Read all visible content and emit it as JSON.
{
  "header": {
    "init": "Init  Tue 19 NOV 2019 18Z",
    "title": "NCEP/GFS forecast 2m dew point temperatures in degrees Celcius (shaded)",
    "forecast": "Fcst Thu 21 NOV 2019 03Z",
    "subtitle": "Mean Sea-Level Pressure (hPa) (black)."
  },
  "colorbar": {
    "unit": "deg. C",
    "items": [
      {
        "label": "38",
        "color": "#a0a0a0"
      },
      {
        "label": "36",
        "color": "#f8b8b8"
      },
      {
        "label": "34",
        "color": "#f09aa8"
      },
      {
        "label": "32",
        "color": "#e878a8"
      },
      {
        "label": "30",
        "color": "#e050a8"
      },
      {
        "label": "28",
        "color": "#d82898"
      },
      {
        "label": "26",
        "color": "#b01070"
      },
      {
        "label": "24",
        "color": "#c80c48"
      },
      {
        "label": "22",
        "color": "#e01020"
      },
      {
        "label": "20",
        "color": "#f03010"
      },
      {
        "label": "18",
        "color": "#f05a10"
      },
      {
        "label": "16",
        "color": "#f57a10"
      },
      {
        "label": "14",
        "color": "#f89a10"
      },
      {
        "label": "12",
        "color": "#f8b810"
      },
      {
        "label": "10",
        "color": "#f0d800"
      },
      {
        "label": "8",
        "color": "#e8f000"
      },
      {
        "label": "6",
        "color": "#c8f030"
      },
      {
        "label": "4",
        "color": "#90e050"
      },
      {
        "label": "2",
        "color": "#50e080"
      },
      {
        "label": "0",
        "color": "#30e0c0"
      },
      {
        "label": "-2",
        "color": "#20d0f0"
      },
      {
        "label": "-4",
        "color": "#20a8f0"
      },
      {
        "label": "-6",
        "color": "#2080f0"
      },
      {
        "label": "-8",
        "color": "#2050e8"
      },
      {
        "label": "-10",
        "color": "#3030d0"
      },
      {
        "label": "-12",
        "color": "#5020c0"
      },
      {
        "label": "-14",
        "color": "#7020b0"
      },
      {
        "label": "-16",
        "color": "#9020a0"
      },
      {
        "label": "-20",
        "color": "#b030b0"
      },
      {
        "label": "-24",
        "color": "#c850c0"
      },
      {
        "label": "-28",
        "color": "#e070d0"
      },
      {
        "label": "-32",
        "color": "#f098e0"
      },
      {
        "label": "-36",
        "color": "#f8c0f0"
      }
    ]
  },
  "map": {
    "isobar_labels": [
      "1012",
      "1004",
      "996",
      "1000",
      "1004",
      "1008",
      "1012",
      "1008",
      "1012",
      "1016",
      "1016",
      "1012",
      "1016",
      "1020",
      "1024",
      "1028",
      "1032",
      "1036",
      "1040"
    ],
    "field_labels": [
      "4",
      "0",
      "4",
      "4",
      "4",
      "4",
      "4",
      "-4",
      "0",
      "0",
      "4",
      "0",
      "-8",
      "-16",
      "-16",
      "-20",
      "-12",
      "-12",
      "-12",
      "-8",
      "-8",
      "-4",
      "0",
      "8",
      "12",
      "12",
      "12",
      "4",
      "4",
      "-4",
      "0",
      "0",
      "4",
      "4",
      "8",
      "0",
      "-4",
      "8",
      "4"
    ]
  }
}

● PROBLEM:
Extract each line from the entries above that contains the string "forecast".

● COMPLETED TASK:
    "title": "NCEP/GFS forecast 2m dew point temperatures in degrees Celcius (shaded)",
    "forecast": "Fcst Thu 21 NOV 2019 03Z",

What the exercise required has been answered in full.